* PROBLEM REQUIREMENTS *
Reproduce every record below exactly as written, but leave out any pictures.

* RECORDS SHOWN *
## BEGIN

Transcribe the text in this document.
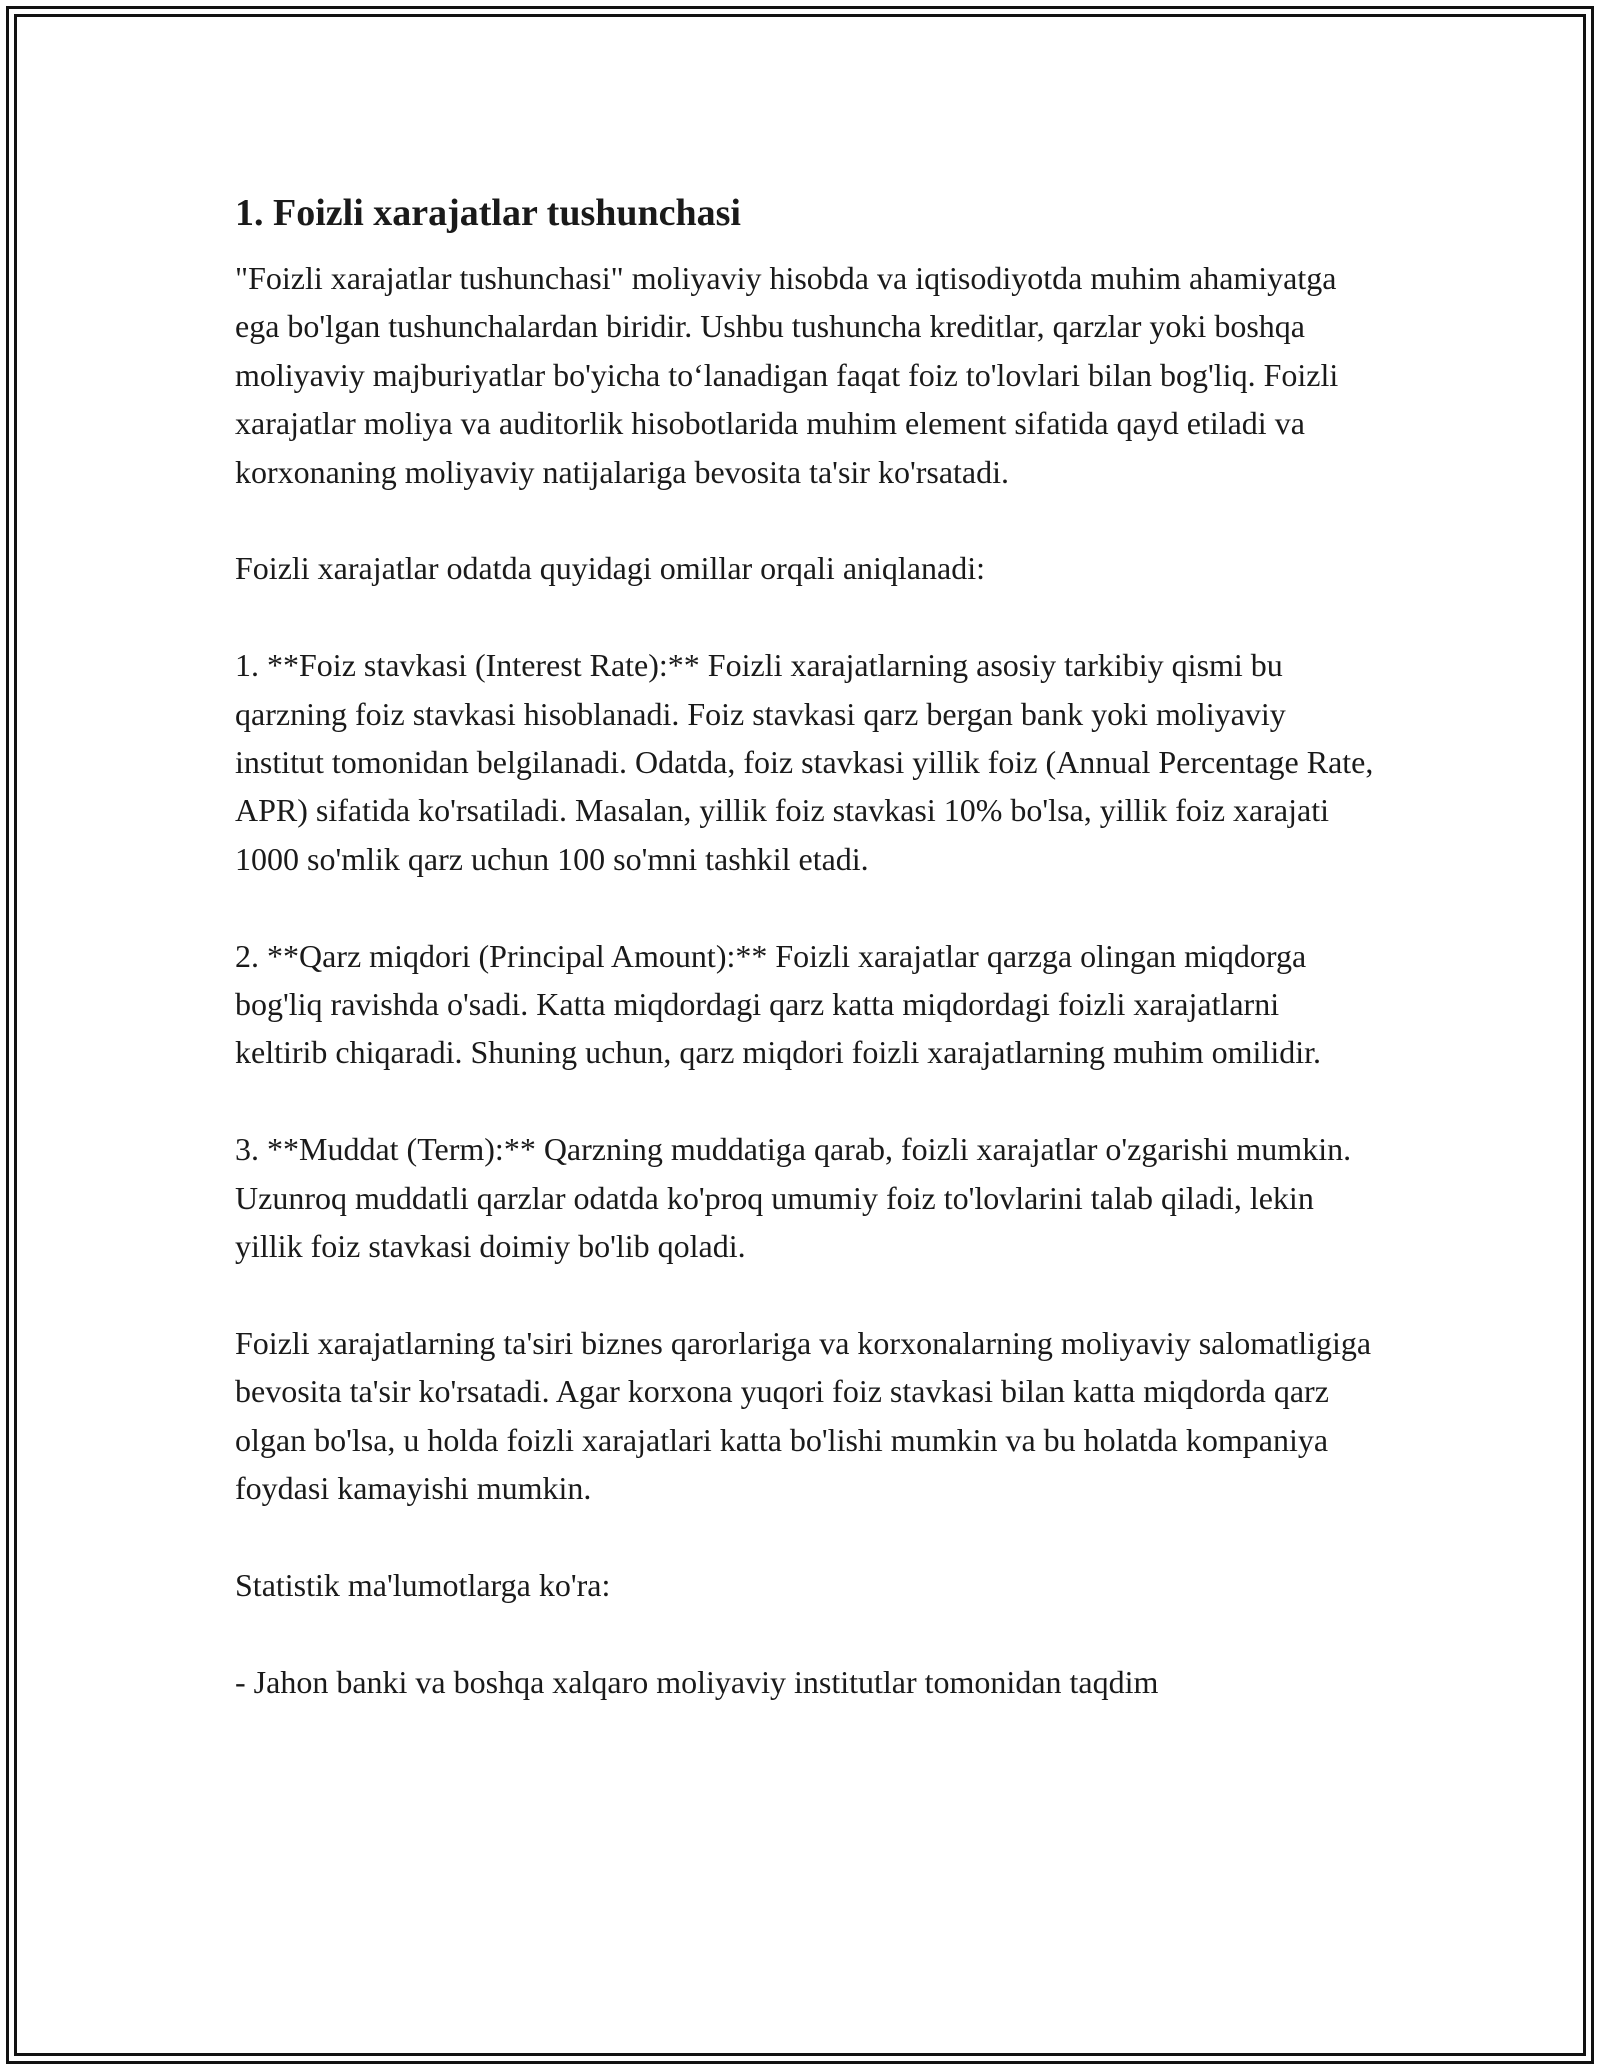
1. Foizli xarajatlar tushunchasi

"Foizli xarajatlar tushunchasi" moliyaviy hisobda va iqtisodiyotda muhim ahamiyatga ega bo'lgan tushunchalardan biridir. Ushbu tushuncha kreditlar, qarzlar yoki boshqa moliyaviy majburiyatlar bo'yicha to‘lanadigan faqat foiz to'lovlari bilan bog'liq. Foizli xarajatlar moliya va auditorlik hisobotlarida muhim element sifatida qayd etiladi va korxonaning moliyaviy natijalariga bevosita ta'sir ko'rsatadi.

Foizli xarajatlar odatda quyidagi omillar orqali aniqlanadi:

1. **Foiz stavkasi (Interest Rate):** Foizli xarajatlarning asosiy tarkibiy qismi bu qarzning foiz stavkasi hisoblanadi. Foiz stavkasi qarz bergan bank yoki moliyaviy institut tomonidan belgilanadi. Odatda, foiz stavkasi yillik foiz (Annual Percentage Rate, APR) sifatida ko'rsatiladi. Masalan, yillik foiz stavkasi 10% bo'lsa, yillik foiz xarajati 1000 so'mlik qarz uchun 100 so'mni tashkil etadi.

2. **Qarz miqdori (Principal Amount):** Foizli xarajatlar qarzga olingan miqdorga bog'liq ravishda o'sadi. Katta miqdordagi qarz katta miqdordagi foizli xarajatlarni keltirib chiqaradi. Shuning uchun, qarz miqdori foizli xarajatlarning muhim omilidir.

3. **Muddat (Term):** Qarzning muddatiga qarab, foizli xarajatlar o'zgarishi mumkin. Uzunroq muddatli qarzlar odatda ko'proq umumiy foiz to'lovlarini talab qiladi, lekin yillik foiz stavkasi doimiy bo'lib qoladi.

Foizli xarajatlarning ta'siri biznes qarorlariga va korxonalarning moliyaviy salomatligiga bevosita ta'sir ko'rsatadi. Agar korxona yuqori foiz stavkasi bilan katta miqdorda qarz olgan bo'lsa, u holda foizli xarajatlari katta bo'lishi mumkin va bu holatda kompaniya foydasi kamayishi mumkin.

Statistik ma'lumotlarga ko'ra:

- Jahon banki va boshqa xalqaro moliyaviy institutlar tomonidan taqdim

## END

* TASK OUTPUT *
Transcribe the text in this document.
1. Foizli xarajatlar tushunchasi

"Foizli xarajatlar tushunchasi" moliyaviy hisobda va iqtisodiyotda muhim ahamiyatga ega bo'lgan tushunchalardan biridir. Ushbu tushuncha kreditlar, qarzlar yoki boshqa moliyaviy majburiyatlar bo'yicha to‘lanadigan faqat foiz to'lovlari bilan bog'liq. Foizli xarajatlar moliya va auditorlik hisobotlarida muhim element sifatida qayd etiladi va korxonaning moliyaviy natijalariga bevosita ta'sir ko'rsatadi.

Foizli xarajatlar odatda quyidagi omillar orqali aniqlanadi:

1. **Foiz stavkasi (Interest Rate):** Foizli xarajatlarning asosiy tarkibiy qismi bu qarzning foiz stavkasi hisoblanadi. Foiz stavkasi qarz bergan bank yoki moliyaviy institut tomonidan belgilanadi. Odatda, foiz stavkasi yillik foiz (Annual Percentage Rate, APR) sifatida ko'rsatiladi. Masalan, yillik foiz stavkasi 10% bo'lsa, yillik foiz xarajati 1000 so'mlik qarz uchun 100 so'mni tashkil etadi.

2. **Qarz miqdori (Principal Amount):** Foizli xarajatlar qarzga olingan miqdorga bog'liq ravishda o'sadi. Katta miqdordagi qarz katta miqdordagi foizli xarajatlarni keltirib chiqaradi. Shuning uchun, qarz miqdori foizli xarajatlarning muhim omilidir.

3. **Muddat (Term):** Qarzning muddatiga qarab, foizli xarajatlar o'zgarishi mumkin. Uzunroq muddatli qarzlar odatda ko'proq umumiy foiz to'lovlarini talab qiladi, lekin yillik foiz stavkasi doimiy bo'lib qoladi.

Foizli xarajatlarning ta'siri biznes qarorlariga va korxonalarning moliyaviy salomatligiga bevosita ta'sir ko'rsatadi. Agar korxona yuqori foiz stavkasi bilan katta miqdorda qarz olgan bo'lsa, u holda foizli xarajatlari katta bo'lishi mumkin va bu holatda kompaniya foydasi kamayishi mumkin.

Statistik ma'lumotlarga ko'ra:

- Jahon banki va boshqa xalqaro moliyaviy institutlar tomonidan taqdim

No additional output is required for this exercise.